:: LISTING ::
----------
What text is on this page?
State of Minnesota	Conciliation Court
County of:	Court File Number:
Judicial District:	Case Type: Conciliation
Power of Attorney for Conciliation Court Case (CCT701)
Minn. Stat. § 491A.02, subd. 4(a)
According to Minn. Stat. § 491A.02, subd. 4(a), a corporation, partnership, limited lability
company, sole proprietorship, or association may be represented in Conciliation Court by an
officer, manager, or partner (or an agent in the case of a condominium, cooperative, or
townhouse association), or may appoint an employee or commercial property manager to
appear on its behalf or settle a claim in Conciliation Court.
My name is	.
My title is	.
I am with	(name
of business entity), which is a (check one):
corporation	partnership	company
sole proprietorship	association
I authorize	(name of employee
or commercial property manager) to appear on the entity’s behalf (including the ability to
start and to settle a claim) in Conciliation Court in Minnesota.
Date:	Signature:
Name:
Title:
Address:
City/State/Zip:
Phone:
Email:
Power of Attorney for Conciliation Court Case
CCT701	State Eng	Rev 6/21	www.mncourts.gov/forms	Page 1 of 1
----------
:: SHORT PROBLEM ::
Write out every entry verbatim.

:: WRITTEN SOLUTION ::
What text is on this page?
State of Minnesota	Conciliation Court
County of:	Court File Number:
Judicial District:	Case Type: Conciliation
Power of Attorney for Conciliation Court Case (CCT701)
Minn. Stat. § 491A.02, subd. 4(a)
According to Minn. Stat. § 491A.02, subd. 4(a), a corporation, partnership, limited lability
company, sole proprietorship, or association may be represented in Conciliation Court by an
officer, manager, or partner (or an agent in the case of a condominium, cooperative, or
townhouse association), or may appoint an employee or commercial property manager to
appear on its behalf or settle a claim in Conciliation Court.
My name is	.
My title is	.
I am with	(name
of business entity), which is a (check one):
corporation	partnership	company
sole proprietorship	association
I authorize	(name of employee
or commercial property manager) to appear on the entity’s behalf (including the ability to
start and to settle a claim) in Conciliation Court in Minnesota.
Date:	Signature:
Name:
Title:
Address:
City/State/Zip:
Phone:
Email:
Power of Attorney for Conciliation Court Case
CCT701	State Eng	Rev 6/21	www.mncourts.gov/forms	Page 1 of 1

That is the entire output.